• **TASK DIRECTIONS**: Which lines hold the string "并给予一定经济补偿"? Copy every one of them.

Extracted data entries
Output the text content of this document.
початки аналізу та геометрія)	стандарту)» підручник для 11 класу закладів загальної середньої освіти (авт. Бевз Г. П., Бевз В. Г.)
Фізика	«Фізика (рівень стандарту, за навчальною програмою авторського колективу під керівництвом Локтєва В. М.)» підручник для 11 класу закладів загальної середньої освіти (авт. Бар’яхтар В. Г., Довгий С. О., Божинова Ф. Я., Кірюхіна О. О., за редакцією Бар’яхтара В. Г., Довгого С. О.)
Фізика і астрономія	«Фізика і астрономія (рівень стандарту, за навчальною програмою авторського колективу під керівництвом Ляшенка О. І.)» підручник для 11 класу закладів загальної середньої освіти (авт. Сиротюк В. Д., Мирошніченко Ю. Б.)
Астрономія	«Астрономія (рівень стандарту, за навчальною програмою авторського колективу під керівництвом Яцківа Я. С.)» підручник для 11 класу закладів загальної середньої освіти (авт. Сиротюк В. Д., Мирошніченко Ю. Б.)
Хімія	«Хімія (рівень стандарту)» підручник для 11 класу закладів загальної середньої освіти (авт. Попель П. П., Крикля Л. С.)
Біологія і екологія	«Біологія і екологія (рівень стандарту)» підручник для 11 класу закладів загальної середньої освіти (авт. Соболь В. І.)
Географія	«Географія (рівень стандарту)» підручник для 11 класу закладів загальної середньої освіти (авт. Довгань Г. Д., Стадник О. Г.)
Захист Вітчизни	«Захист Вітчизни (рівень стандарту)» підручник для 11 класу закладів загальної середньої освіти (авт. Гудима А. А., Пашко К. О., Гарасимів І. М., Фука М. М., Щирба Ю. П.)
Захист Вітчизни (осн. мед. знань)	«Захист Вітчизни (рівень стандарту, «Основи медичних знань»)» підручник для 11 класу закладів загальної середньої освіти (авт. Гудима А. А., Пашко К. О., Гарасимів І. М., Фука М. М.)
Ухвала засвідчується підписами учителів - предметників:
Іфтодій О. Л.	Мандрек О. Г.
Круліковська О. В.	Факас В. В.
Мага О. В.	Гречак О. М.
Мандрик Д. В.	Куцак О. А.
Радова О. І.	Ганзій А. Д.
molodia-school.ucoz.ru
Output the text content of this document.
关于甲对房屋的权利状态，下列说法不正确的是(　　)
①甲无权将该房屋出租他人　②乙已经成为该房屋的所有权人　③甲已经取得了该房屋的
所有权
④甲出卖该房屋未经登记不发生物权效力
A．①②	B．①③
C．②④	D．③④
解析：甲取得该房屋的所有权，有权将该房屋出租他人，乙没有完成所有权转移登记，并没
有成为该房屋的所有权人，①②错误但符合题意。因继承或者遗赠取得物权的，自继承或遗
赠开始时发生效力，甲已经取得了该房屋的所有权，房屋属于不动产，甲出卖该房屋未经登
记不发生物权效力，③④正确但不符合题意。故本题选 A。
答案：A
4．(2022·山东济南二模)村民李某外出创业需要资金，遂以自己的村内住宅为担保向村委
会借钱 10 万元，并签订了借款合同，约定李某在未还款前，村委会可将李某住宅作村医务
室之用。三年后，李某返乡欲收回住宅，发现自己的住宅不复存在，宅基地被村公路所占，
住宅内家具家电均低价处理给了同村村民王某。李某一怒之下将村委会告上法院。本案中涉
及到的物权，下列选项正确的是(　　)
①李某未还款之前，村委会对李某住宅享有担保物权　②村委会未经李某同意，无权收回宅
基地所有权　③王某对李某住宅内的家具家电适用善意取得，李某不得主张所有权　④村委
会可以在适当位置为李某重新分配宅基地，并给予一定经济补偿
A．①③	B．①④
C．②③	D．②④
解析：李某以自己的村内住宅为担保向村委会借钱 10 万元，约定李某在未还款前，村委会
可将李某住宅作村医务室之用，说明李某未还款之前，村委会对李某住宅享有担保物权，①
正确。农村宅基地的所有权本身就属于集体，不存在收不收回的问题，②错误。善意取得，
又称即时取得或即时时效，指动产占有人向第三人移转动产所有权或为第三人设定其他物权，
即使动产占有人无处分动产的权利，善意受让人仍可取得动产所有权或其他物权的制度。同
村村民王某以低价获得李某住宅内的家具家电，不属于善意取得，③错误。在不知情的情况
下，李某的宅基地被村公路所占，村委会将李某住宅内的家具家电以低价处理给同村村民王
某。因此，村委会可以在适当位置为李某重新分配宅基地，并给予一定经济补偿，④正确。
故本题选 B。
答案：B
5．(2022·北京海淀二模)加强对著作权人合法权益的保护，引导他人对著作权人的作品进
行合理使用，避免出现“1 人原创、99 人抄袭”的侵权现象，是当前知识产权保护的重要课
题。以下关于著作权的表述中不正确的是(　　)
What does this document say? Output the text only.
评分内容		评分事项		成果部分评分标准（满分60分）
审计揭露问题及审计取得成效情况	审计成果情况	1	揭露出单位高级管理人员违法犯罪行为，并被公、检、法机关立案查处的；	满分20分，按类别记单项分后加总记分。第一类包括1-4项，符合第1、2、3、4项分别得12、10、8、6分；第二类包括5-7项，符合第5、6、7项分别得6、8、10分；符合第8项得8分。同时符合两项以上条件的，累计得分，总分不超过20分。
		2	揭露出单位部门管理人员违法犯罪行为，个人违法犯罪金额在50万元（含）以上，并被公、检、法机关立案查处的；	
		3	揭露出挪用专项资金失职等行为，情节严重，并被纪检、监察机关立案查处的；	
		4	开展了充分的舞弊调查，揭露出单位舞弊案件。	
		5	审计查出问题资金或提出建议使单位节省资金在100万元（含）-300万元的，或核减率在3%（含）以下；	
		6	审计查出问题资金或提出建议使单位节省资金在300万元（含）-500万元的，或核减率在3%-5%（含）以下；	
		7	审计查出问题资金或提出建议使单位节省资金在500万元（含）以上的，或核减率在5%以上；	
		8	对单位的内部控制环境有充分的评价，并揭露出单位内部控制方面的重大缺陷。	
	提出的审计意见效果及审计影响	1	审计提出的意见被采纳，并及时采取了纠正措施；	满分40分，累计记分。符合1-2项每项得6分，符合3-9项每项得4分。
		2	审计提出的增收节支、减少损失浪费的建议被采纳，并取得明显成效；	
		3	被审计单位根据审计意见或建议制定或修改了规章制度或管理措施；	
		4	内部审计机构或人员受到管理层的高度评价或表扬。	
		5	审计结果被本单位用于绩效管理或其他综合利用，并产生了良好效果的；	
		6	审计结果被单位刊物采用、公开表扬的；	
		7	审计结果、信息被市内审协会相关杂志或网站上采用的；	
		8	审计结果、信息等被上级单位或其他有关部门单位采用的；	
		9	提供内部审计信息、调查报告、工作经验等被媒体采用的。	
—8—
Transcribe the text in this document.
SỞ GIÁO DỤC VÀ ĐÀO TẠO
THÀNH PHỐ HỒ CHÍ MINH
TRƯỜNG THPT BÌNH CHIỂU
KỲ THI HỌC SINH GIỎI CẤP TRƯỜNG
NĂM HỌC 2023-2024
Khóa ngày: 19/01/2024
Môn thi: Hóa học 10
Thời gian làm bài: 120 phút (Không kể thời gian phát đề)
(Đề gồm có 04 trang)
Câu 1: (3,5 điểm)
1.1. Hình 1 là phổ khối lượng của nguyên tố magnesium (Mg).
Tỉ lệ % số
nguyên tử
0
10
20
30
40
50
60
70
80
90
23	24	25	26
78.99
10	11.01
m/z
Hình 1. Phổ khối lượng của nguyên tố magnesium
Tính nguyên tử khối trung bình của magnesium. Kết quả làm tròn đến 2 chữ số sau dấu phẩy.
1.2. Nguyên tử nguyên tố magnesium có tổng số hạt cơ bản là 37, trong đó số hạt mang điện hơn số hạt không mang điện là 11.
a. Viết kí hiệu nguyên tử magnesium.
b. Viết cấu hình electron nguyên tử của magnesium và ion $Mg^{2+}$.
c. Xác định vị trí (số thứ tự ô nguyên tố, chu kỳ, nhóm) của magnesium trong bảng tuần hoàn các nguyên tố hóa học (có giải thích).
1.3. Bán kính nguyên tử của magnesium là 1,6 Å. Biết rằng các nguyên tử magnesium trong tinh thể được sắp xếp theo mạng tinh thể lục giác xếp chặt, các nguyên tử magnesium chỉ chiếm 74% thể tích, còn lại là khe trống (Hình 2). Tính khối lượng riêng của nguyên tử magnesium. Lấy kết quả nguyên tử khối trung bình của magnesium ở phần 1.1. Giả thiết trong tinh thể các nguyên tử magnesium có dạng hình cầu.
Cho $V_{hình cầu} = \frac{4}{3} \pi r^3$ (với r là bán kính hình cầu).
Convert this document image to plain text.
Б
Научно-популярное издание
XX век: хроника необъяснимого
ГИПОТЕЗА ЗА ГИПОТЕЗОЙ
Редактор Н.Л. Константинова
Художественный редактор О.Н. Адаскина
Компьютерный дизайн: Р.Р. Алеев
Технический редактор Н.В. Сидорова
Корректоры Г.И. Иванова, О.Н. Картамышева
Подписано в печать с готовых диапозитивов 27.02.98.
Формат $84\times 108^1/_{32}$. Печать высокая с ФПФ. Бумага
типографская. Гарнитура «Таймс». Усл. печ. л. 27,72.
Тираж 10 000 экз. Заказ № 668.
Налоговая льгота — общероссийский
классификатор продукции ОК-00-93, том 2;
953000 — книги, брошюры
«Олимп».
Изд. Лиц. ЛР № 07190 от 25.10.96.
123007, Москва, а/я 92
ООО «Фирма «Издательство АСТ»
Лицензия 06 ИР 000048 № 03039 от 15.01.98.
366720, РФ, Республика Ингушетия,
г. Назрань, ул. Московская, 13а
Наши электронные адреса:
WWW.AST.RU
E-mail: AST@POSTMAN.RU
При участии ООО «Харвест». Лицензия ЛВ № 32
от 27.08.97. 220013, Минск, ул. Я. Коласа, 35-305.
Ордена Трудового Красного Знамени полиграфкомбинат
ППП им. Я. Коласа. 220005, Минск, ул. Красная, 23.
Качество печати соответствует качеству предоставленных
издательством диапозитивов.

• **RIGHT ANSWER**:
会可以在适当位置为李某重新分配宅基地，并给予一定经济补偿
某。因此，村委会可以在适当位置为李某重新分配宅基地，并给予一定经济补偿，④正确。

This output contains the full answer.